**REQUIRED TASK:** Read the records and gather each line that includes "ANSI".

=======

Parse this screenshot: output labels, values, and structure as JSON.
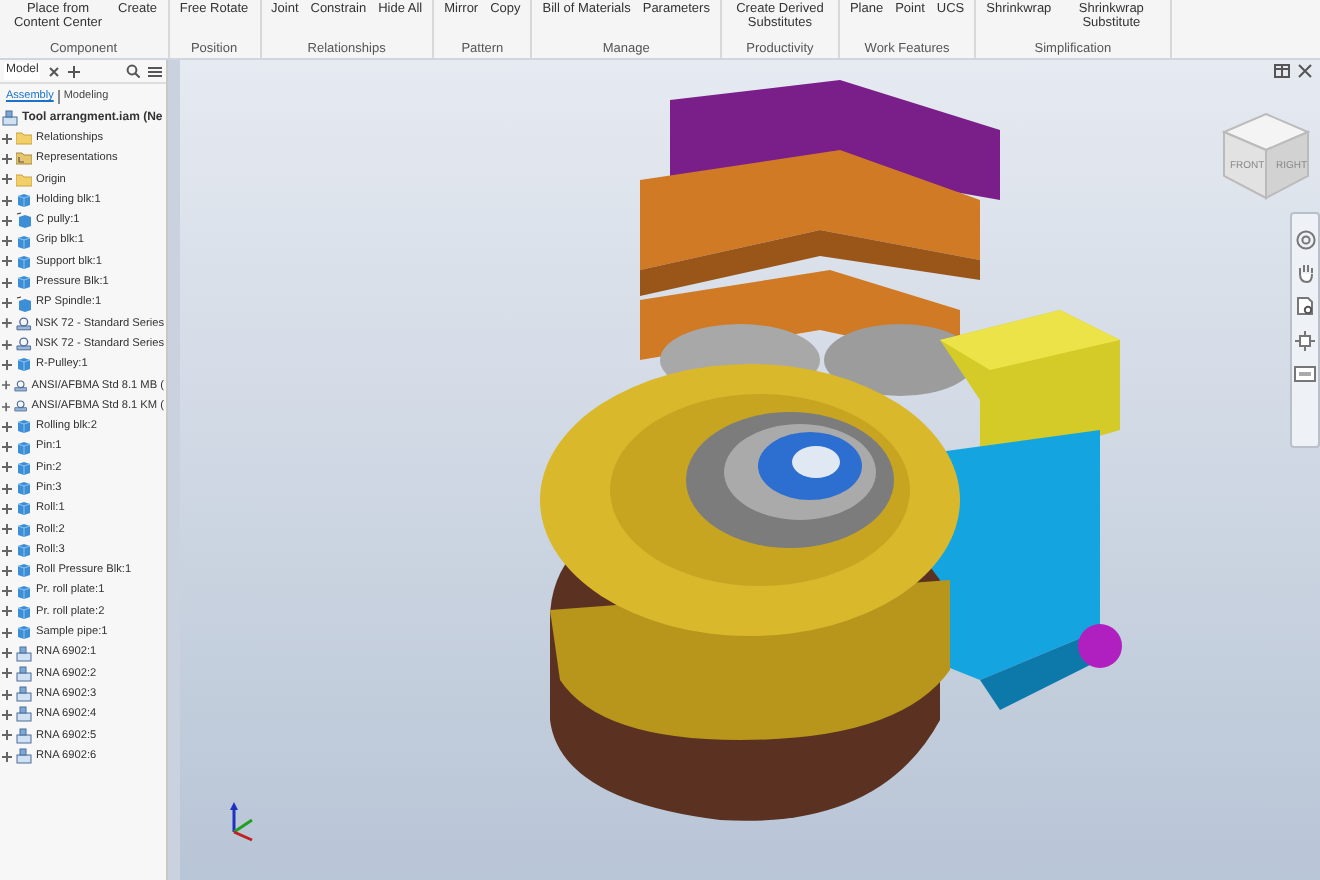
{
  "ribbon": {
    "groups": [
      {
        "label": "Component",
        "buttons": [
          "Place from Content Center",
          "Create"
        ]
      },
      {
        "label": "Position",
        "buttons": [
          "Free Rotate"
        ]
      },
      {
        "label": "Relationships",
        "buttons": [
          "Joint",
          "Constrain",
          "Hide All"
        ]
      },
      {
        "label": "Pattern",
        "buttons": [
          "Mirror",
          "Copy"
        ]
      },
      {
        "label": "Manage",
        "buttons": [
          "Bill of Materials",
          "Parameters"
        ]
      },
      {
        "label": "Productivity",
        "buttons": [
          "Create Derived Substitutes"
        ]
      },
      {
        "label": "Work Features",
        "buttons": [
          "Plane",
          "Point",
          "UCS"
        ]
      },
      {
        "label": "Simplification",
        "buttons": [
          "Shrinkwrap",
          "Shrinkwrap Substitute"
        ]
      }
    ]
  },
  "browser": {
    "tab": "Model",
    "subtabs": [
      {
        "label": "Assembly",
        "selected": true
      },
      {
        "label": "Modeling",
        "selected": false
      }
    ],
    "root": {
      "label": "Tool arrangment.iam (Ne",
      "children": [
        {
          "label": "Relationships",
          "kind": "folder",
          "expanded": false
        },
        {
          "label": "Representations",
          "kind": "reps",
          "expanded": false
        },
        {
          "label": "Origin",
          "kind": "folder",
          "expanded": false
        },
        {
          "label": "Holding blk:1",
          "kind": "part",
          "expanded": false
        },
        {
          "label": "C pully:1",
          "kind": "part-linked",
          "expanded": false
        },
        {
          "label": "Grip blk:1",
          "kind": "part",
          "expanded": false
        },
        {
          "label": "Support blk:1",
          "kind": "part",
          "expanded": false
        },
        {
          "label": "Pressure Blk:1",
          "kind": "part",
          "expanded": false
        },
        {
          "label": "RP Spindle:1",
          "kind": "part-linked",
          "expanded": false
        },
        {
          "label": "NSK 72 - Standard Series",
          "kind": "library",
          "expanded": false
        },
        {
          "label": "NSK 72 - Standard Series",
          "kind": "library",
          "expanded": false
        },
        {
          "label": "R-Pulley:1",
          "kind": "part",
          "expanded": false
        },
        {
          "label": "ANSI/AFBMA Std 8.1 MB (",
          "kind": "library",
          "expanded": false
        },
        {
          "label": "ANSI/AFBMA Std 8.1 KM (",
          "kind": "library",
          "expanded": false
        },
        {
          "label": "Rolling blk:2",
          "kind": "part",
          "expanded": false
        },
        {
          "label": "Pin:1",
          "kind": "part",
          "expanded": false
        },
        {
          "label": "Pin:2",
          "kind": "part",
          "expanded": false
        },
        {
          "label": "Pin:3",
          "kind": "part",
          "expanded": false
        },
        {
          "label": "Roll:1",
          "kind": "part",
          "expanded": false
        },
        {
          "label": "Roll:2",
          "kind": "part",
          "expanded": false
        },
        {
          "label": "Roll:3",
          "kind": "part",
          "expanded": false
        },
        {
          "label": "Roll Pressure Blk:1",
          "kind": "part",
          "expanded": false
        },
        {
          "label": "Pr. roll plate:1",
          "kind": "part",
          "expanded": false
        },
        {
          "label": "Pr. roll plate:2",
          "kind": "part",
          "expanded": false
        },
        {
          "label": "Sample pipe:1",
          "kind": "part",
          "expanded": false
        },
        {
          "label": "RNA 6902:1",
          "kind": "assembly",
          "expanded": false
        },
        {
          "label": "RNA 6902:2",
          "kind": "assembly",
          "expanded": false
        },
        {
          "label": "RNA 6902:3",
          "kind": "assembly",
          "expanded": false
        },
        {
          "label": "RNA 6902:4",
          "kind": "assembly",
          "expanded": false
        },
        {
          "label": "RNA 6902:5",
          "kind": "assembly",
          "expanded": false
        },
        {
          "label": "RNA 6902:6",
          "kind": "assembly",
          "expanded": false
        }
      ]
    }
  },
  "viewcube": {
    "faces": [
      "FRONT",
      "RIGHT"
    ]
  }
}
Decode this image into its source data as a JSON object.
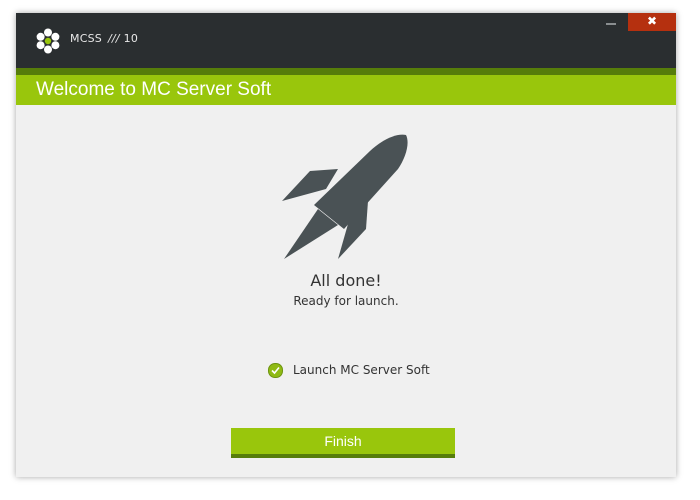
{
  "titlebar": {
    "app_name": "MCSS",
    "separator": "///",
    "version": "10",
    "close_glyph": "✖",
    "icons": [
      "logo-icon",
      "minimize-icon",
      "close-icon"
    ]
  },
  "header": {
    "title": "Welcome to MC Server Soft"
  },
  "main": {
    "icon": "rocket-icon",
    "done_title": "All done!",
    "done_subtitle": "Ready for launch.",
    "launch_checkbox": {
      "label": "Launch MC Server Soft",
      "checked": true
    },
    "finish_label": "Finish"
  },
  "colors": {
    "titlebar": "#2a2e30",
    "accent": "#99c60c",
    "accent_dark": "#567d0a",
    "close": "#b5300f",
    "rocket": "#4a5255",
    "background": "#f0f0f0"
  }
}
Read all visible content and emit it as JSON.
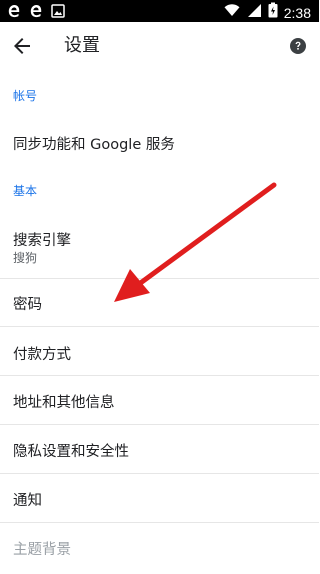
{
  "statusbar": {
    "time": "2:38"
  },
  "header": {
    "title": "设置"
  },
  "sections": {
    "account": {
      "header": "帐号",
      "items": [
        {
          "label": "同步功能和 Google 服务"
        }
      ]
    },
    "basic": {
      "header": "基本",
      "items": [
        {
          "label": "搜索引擎",
          "sub": "搜狗"
        },
        {
          "label": "密码"
        },
        {
          "label": "付款方式"
        },
        {
          "label": "地址和其他信息"
        },
        {
          "label": "隐私设置和安全性"
        },
        {
          "label": "通知"
        },
        {
          "label": "主题背景"
        }
      ]
    }
  },
  "icons": {
    "back": "arrow-back-icon",
    "help": "help-icon",
    "wifi": "wifi-icon",
    "signal": "signal-icon",
    "battery": "battery-icon"
  },
  "colors": {
    "accent": "#1a73e8",
    "annotation_arrow": "#e01e1e"
  }
}
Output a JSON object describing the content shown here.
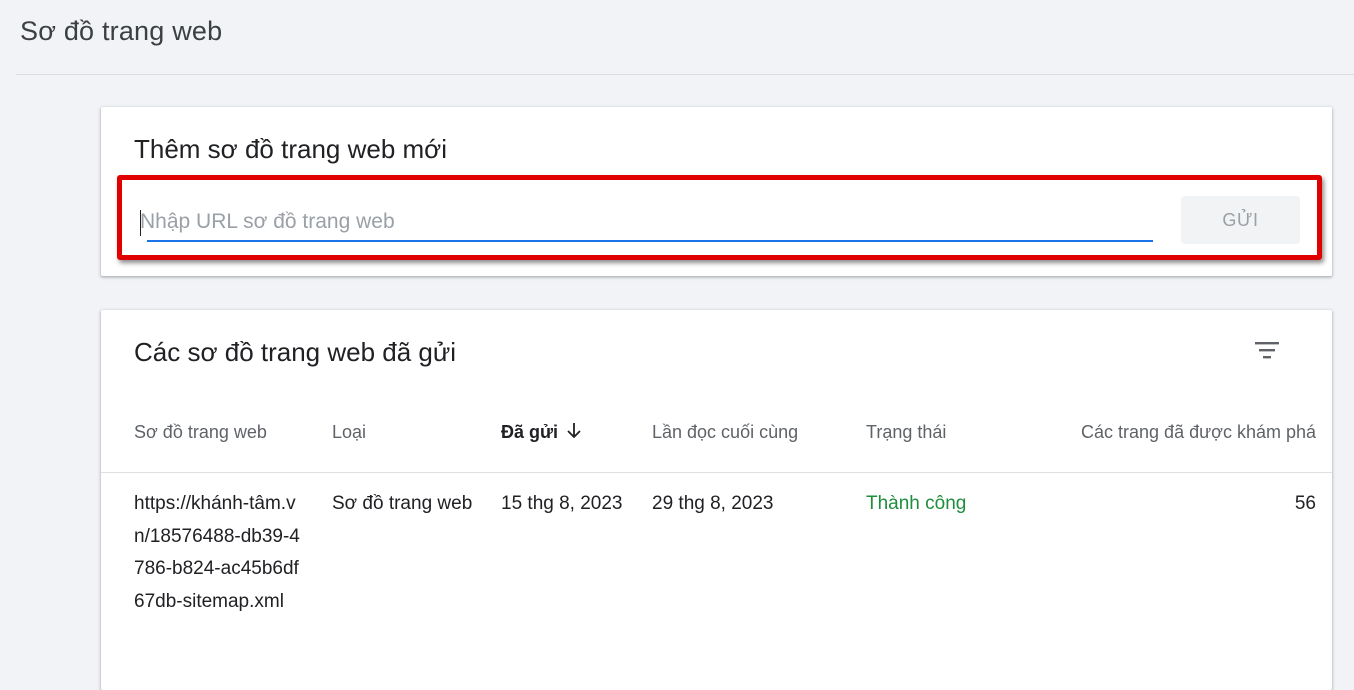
{
  "page": {
    "title": "Sơ đồ trang web"
  },
  "add_sitemap": {
    "title": "Thêm sơ đồ trang web mới",
    "input_placeholder": "Nhập URL sơ đồ trang web",
    "input_value": "",
    "submit_label": "GỬI"
  },
  "submitted": {
    "title": "Các sơ đồ trang web đã gửi",
    "columns": [
      "Sơ đồ trang web",
      "Loại",
      "Đã gửi",
      "Lần đọc cuối cùng",
      "Trạng thái",
      "Các trang đã được khám phá"
    ],
    "rows": [
      {
        "sitemap": "https://khánh-tâm.vn/18576488-db39-4786-b824-ac45b6df67db-sitemap.xml",
        "type": "Sơ đồ trang web",
        "submitted": "15 thg 8, 2023",
        "last_read": "29 thg 8, 2023",
        "status": "Thành công",
        "discovered_pages": "56"
      }
    ]
  },
  "colors": {
    "accent": "#1a73e8",
    "success": "#1e8e3e",
    "highlight": "#e00000"
  },
  "icons": [
    "filter-icon",
    "arrow-down-icon"
  ]
}
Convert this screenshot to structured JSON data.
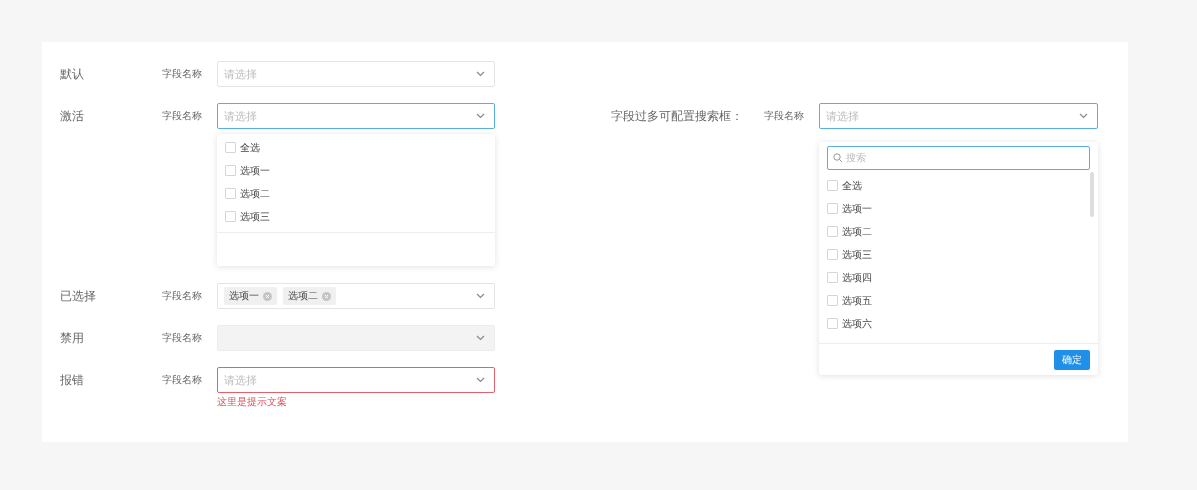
{
  "left_rows": [
    {
      "kind": "default",
      "label": "默认",
      "field_label": "字段名称",
      "placeholder": "请选择",
      "focused": false
    },
    {
      "kind": "open",
      "label": "激活",
      "field_label": "字段名称",
      "placeholder": "请选择",
      "focused": true,
      "options": [
        {
          "label": "全选",
          "checked": false
        },
        {
          "label": "选项一",
          "checked": false
        },
        {
          "label": "选项二",
          "checked": false
        },
        {
          "label": "选项三",
          "checked": false
        }
      ]
    },
    {
      "kind": "tags",
      "label": "已选择",
      "field_label": "字段名称",
      "focused": false,
      "tags": [
        "选项一",
        "选项二"
      ]
    },
    {
      "kind": "disabled",
      "label": "禁用",
      "field_label": "字段名称",
      "disabled": true,
      "focused": false
    },
    {
      "kind": "error",
      "label": "报错",
      "field_label": "字段名称",
      "placeholder": "请选择",
      "focused": false,
      "error": "这里是提示文案"
    }
  ],
  "search_select": {
    "label": "字段过多可配置搜索框：",
    "field_label": "字段名称",
    "placeholder": "请选择",
    "focused": true,
    "search_placeholder": "搜索",
    "options": [
      {
        "label": "全选",
        "checked": false
      },
      {
        "label": "选项一",
        "checked": false
      },
      {
        "label": "选项二",
        "checked": false
      },
      {
        "label": "选项三",
        "checked": false
      },
      {
        "label": "选项四",
        "checked": false
      },
      {
        "label": "选项五",
        "checked": false
      },
      {
        "label": "选项六",
        "checked": false
      }
    ],
    "confirm": "确定"
  }
}
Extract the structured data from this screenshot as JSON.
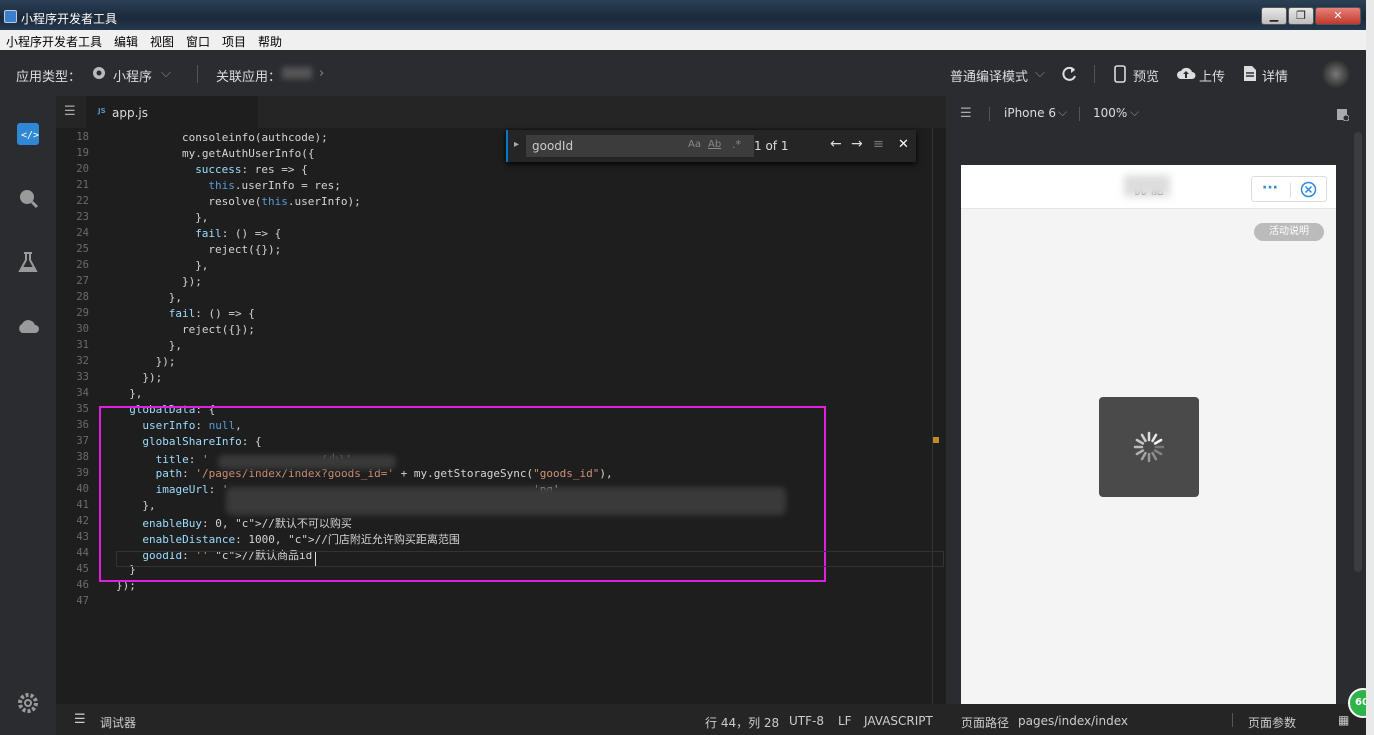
{
  "window": {
    "title": "小程序开发者工具"
  },
  "menu": [
    "小程序开发者工具",
    "编辑",
    "视图",
    "窗口",
    "项目",
    "帮助"
  ],
  "toolbar": {
    "app_type_label": "应用类型：",
    "app_type_value": "小程序",
    "related_app_label": "关联应用：",
    "compile_mode": "普通编译模式",
    "preview": "预览",
    "upload": "上传",
    "details": "详情"
  },
  "editor": {
    "tab": "app.js",
    "find": {
      "query": "goodId",
      "result": "1 of 1"
    },
    "lines": [
      {
        "n": "18",
        "code": "consoleinfo(authcode);"
      },
      {
        "n": "19",
        "code": "my.getAuthUserInfo({"
      },
      {
        "n": "20",
        "code": "success: res => {"
      },
      {
        "n": "21",
        "code": "this.userInfo = res;"
      },
      {
        "n": "22",
        "code": "resolve(this.userInfo);"
      },
      {
        "n": "23",
        "code": "},"
      },
      {
        "n": "24",
        "code": "fail: () => {"
      },
      {
        "n": "25",
        "code": "reject({});"
      },
      {
        "n": "26",
        "code": "},"
      },
      {
        "n": "27",
        "code": "});"
      },
      {
        "n": "28",
        "code": "},"
      },
      {
        "n": "29",
        "code": "fail: () => {"
      },
      {
        "n": "30",
        "code": "reject({});"
      },
      {
        "n": "31",
        "code": "},"
      },
      {
        "n": "32",
        "code": "});"
      },
      {
        "n": "33",
        "code": "});"
      },
      {
        "n": "34",
        "code": "},"
      },
      {
        "n": "35",
        "code": "globalData: {"
      },
      {
        "n": "36",
        "code": "userInfo: null,"
      },
      {
        "n": "37",
        "code": "globalShareInfo: {"
      },
      {
        "n": "38",
        "code": "title: '                 (小)',"
      },
      {
        "n": "39",
        "code": "path: '/pages/index/index?goods_id=' + my.getStorageSync(\"goods_id\"),"
      },
      {
        "n": "40",
        "code": "imageUrl: '                                              'pg'"
      },
      {
        "n": "41",
        "code": "},"
      },
      {
        "n": "42",
        "code": "enableBuy: 0, //默认不可以购买"
      },
      {
        "n": "43",
        "code": "enableDistance: 1000, //门店附近允许购买距离范围"
      },
      {
        "n": "44",
        "code": "goodId: '' //默认商品id"
      },
      {
        "n": "45",
        "code": "}"
      },
      {
        "n": "46",
        "code": "});"
      },
      {
        "n": "47",
        "code": ""
      }
    ]
  },
  "simulator": {
    "device": "iPhone 6",
    "zoom": "100%",
    "page_title": "优  能",
    "activity_btn": "活动说明"
  },
  "status": {
    "debugger": "调试器",
    "position": "行 44，列 28",
    "encoding": "UTF-8",
    "eol": "LF",
    "language": "JAVASCRIPT",
    "page_path_label": "页面路径",
    "page_path": "pages/index/index",
    "page_params": "页面参数",
    "badge": "60"
  }
}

=======

**ANSWER TO THIS PROBLEM:**
          "label": "ANSI/AFBMA Std 8.1 MB (",
          "label": "ANSI/AFBMA Std 8.1 KM (",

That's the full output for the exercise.